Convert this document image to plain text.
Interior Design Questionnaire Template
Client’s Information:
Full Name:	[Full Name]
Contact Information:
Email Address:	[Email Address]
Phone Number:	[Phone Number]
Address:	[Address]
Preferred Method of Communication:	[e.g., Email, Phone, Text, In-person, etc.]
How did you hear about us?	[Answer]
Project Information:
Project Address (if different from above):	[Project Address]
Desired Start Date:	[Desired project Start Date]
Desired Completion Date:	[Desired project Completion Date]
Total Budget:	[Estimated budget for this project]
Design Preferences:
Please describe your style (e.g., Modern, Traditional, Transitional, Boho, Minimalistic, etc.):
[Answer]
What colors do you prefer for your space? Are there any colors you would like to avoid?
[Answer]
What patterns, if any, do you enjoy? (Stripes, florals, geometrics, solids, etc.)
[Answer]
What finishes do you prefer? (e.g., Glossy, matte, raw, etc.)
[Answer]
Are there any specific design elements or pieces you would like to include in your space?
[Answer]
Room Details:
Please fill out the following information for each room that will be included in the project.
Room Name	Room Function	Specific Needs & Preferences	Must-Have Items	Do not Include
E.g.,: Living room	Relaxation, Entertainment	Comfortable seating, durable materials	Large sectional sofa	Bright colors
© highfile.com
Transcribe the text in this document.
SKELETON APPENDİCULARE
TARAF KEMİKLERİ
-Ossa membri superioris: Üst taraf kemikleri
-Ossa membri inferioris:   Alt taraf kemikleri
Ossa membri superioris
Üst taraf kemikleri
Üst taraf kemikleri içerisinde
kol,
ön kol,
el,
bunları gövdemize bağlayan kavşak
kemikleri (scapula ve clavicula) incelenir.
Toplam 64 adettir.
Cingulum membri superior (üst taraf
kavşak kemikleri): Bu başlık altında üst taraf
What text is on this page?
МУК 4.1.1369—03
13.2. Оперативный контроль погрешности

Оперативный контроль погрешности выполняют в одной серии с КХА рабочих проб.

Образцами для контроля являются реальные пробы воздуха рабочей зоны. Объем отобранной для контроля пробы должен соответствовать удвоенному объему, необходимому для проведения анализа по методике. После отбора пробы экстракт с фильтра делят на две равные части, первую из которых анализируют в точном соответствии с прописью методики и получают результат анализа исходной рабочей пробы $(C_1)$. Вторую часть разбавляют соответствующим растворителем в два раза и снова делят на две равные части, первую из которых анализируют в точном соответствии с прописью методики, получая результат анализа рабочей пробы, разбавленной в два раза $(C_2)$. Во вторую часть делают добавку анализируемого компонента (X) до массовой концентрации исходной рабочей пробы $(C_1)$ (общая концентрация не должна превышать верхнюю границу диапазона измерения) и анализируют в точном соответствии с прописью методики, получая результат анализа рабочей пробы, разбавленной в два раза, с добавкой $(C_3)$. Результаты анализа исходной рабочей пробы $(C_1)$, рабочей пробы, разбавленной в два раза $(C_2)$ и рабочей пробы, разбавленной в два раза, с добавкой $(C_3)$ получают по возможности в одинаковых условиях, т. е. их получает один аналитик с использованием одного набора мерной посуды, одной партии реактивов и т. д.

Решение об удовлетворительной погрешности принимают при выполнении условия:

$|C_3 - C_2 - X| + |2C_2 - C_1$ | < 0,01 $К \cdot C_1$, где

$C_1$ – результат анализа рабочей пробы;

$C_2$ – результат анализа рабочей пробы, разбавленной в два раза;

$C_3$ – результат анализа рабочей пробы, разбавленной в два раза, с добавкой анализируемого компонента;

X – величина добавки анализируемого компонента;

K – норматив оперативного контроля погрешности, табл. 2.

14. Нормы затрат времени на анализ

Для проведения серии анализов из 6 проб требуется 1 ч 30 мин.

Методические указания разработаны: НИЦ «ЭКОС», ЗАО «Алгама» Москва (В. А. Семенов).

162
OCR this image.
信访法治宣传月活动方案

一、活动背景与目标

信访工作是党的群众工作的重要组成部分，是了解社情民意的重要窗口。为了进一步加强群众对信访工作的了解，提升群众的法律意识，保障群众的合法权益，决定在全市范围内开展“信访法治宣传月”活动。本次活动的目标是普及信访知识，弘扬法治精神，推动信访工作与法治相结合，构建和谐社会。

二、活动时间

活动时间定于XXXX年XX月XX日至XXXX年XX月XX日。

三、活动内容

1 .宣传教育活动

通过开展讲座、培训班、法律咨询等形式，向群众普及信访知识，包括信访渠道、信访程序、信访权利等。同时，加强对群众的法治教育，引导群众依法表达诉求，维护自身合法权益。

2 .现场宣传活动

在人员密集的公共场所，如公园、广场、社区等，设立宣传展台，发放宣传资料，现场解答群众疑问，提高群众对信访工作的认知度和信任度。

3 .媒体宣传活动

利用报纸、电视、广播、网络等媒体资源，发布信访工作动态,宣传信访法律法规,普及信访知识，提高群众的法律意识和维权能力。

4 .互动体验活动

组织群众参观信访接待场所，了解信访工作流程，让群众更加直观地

STATED TASK> Go through the data and gather every line that holds "Ossa".

TASK ANSWER>
-Ossa membri superioris: Üst taraf kemikleri
-Ossa membri inferioris:   Alt taraf kemikleri
Ossa membri superioris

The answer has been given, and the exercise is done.